_YOUR OBJECTIVE:_
Where a line in the listing below contains the word "name", copy that line.

*****

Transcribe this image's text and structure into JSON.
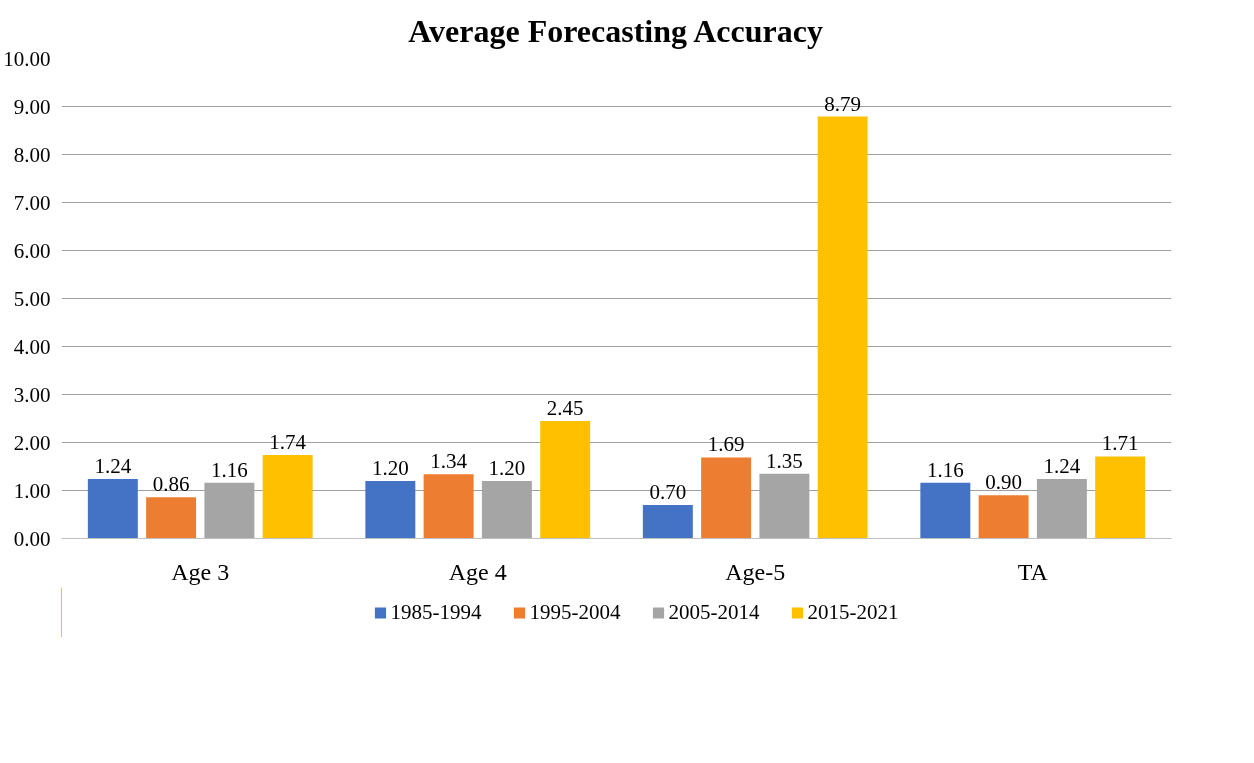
{
  "chart_data": {
    "type": "bar",
    "title": "Average Forecasting Accuracy",
    "categories": [
      "Age 3",
      "Age 4",
      "Age-5",
      "TA"
    ],
    "series": [
      {
        "name": "1985-1994",
        "color": "#4472c4",
        "values": [
          1.24,
          1.2,
          0.7,
          1.16
        ],
        "value_labels": [
          "1.24",
          "1.20",
          "0.70",
          "1.16"
        ]
      },
      {
        "name": "1995-2004",
        "color": "#ed7d31",
        "values": [
          0.86,
          1.34,
          1.69,
          0.9
        ],
        "value_labels": [
          "0.86",
          "1.34",
          "1.69",
          "0.90"
        ]
      },
      {
        "name": "2005-2014",
        "color": "#a5a5a5",
        "values": [
          1.16,
          1.2,
          1.35,
          1.24
        ],
        "value_labels": [
          "1.16",
          "1.20",
          "1.35",
          "1.24"
        ]
      },
      {
        "name": "2015-2021",
        "color": "#ffc000",
        "values": [
          1.74,
          2.45,
          8.79,
          1.71
        ],
        "value_labels": [
          "1.74",
          "2.45",
          "8.79",
          "1.71"
        ]
      }
    ],
    "ylim": [
      0,
      10
    ],
    "yticks": [
      {
        "value": 0,
        "label": "0.00"
      },
      {
        "value": 1,
        "label": "1.00"
      },
      {
        "value": 2,
        "label": "2.00"
      },
      {
        "value": 3,
        "label": "3.00"
      },
      {
        "value": 4,
        "label": "4.00"
      },
      {
        "value": 5,
        "label": "5.00"
      },
      {
        "value": 6,
        "label": "6.00"
      },
      {
        "value": 7,
        "label": "7.00"
      },
      {
        "value": 8,
        "label": "8.00"
      },
      {
        "value": 9,
        "label": "9.00"
      },
      {
        "value": 10,
        "label": "10.00"
      }
    ],
    "grid": "y",
    "legend": "bottom"
  }
}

*****

_EXERCISE ANSWER:_
        "name": "1985-1994",
        "name": "1995-2004",
        "name": "2005-2014",
        "name": "2015-2021",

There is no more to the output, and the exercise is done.